→ Exercise brief: Find the string "futbol" and gather every line that holds it.

→ Dataset records:
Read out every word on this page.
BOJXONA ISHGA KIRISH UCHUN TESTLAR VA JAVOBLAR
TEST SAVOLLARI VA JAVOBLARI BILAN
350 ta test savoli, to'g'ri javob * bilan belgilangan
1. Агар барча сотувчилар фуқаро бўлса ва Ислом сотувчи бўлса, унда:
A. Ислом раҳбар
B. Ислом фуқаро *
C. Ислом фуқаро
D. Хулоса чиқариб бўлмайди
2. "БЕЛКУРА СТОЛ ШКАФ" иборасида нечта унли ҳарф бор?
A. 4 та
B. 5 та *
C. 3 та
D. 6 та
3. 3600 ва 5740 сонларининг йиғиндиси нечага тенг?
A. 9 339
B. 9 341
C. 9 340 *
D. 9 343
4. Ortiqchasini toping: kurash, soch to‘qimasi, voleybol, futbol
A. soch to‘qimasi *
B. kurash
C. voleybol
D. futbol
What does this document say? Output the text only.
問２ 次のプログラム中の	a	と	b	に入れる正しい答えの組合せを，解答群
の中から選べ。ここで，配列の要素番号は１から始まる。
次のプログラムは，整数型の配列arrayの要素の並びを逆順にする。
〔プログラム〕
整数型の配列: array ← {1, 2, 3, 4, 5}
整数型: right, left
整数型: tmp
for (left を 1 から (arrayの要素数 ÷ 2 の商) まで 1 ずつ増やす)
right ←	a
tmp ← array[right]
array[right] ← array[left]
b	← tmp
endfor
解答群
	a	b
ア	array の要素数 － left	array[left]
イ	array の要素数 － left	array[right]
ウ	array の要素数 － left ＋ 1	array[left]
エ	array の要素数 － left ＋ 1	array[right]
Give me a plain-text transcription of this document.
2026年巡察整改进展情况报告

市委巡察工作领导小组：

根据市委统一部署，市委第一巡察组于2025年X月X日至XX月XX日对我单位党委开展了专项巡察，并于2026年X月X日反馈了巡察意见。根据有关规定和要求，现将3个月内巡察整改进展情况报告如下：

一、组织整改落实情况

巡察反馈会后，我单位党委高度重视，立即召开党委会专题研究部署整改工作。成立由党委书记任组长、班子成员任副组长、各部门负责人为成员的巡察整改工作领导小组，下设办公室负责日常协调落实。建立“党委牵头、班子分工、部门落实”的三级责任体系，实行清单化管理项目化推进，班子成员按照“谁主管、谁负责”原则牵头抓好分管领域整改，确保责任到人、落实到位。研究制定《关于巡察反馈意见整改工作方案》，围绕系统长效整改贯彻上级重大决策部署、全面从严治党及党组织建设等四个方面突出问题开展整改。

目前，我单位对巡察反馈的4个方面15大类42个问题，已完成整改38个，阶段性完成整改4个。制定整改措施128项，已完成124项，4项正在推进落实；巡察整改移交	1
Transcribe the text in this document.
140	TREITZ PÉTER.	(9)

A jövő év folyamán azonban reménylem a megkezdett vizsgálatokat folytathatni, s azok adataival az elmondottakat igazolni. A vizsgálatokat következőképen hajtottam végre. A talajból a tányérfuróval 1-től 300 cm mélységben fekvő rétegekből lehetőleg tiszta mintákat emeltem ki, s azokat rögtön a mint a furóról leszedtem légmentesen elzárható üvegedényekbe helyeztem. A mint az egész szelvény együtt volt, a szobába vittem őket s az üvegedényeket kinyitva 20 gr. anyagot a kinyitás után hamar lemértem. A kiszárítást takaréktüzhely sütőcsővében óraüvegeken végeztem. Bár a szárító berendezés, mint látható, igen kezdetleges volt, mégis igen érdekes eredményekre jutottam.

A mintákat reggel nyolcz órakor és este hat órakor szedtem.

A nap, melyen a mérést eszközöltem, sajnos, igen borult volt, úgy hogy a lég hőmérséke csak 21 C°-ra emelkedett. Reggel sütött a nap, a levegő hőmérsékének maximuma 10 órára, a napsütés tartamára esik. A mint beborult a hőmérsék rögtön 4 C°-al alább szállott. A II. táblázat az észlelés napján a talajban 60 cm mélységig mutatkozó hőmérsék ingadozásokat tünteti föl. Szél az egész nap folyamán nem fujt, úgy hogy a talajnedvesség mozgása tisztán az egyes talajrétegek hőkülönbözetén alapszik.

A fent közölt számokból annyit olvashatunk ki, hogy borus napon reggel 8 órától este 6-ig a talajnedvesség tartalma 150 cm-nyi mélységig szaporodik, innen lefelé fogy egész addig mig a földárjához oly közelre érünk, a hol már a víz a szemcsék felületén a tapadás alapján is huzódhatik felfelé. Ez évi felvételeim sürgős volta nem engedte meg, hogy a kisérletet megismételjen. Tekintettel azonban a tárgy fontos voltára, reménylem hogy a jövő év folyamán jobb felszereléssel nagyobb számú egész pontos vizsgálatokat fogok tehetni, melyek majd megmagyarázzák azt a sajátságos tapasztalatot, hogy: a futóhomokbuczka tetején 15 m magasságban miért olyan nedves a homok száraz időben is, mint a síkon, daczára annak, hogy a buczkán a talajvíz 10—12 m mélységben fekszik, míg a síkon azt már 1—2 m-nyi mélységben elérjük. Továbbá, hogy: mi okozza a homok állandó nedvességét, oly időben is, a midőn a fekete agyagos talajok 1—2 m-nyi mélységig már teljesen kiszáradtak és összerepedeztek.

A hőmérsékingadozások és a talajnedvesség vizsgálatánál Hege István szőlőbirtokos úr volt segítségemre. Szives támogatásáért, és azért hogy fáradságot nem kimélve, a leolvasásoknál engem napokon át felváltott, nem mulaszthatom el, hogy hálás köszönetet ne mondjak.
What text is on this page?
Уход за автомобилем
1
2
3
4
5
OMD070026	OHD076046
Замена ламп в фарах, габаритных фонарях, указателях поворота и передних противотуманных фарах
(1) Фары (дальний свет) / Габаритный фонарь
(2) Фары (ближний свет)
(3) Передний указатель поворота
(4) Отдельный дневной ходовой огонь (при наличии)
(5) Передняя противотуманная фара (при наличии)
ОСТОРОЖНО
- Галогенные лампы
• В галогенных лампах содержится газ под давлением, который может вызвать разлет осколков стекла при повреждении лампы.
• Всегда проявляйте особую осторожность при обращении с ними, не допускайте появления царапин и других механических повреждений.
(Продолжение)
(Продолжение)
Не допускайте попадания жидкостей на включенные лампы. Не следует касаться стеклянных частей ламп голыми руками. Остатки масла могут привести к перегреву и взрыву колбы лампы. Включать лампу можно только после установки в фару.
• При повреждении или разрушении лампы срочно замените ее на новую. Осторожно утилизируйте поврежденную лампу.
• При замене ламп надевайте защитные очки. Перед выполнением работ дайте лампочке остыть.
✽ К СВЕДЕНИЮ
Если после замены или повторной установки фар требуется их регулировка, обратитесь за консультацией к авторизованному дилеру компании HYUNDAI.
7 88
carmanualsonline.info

→ Solved problem:
4. Ortiqchasini toping: kurash, soch to‘qimasi, voleybol, futbol
D. futbol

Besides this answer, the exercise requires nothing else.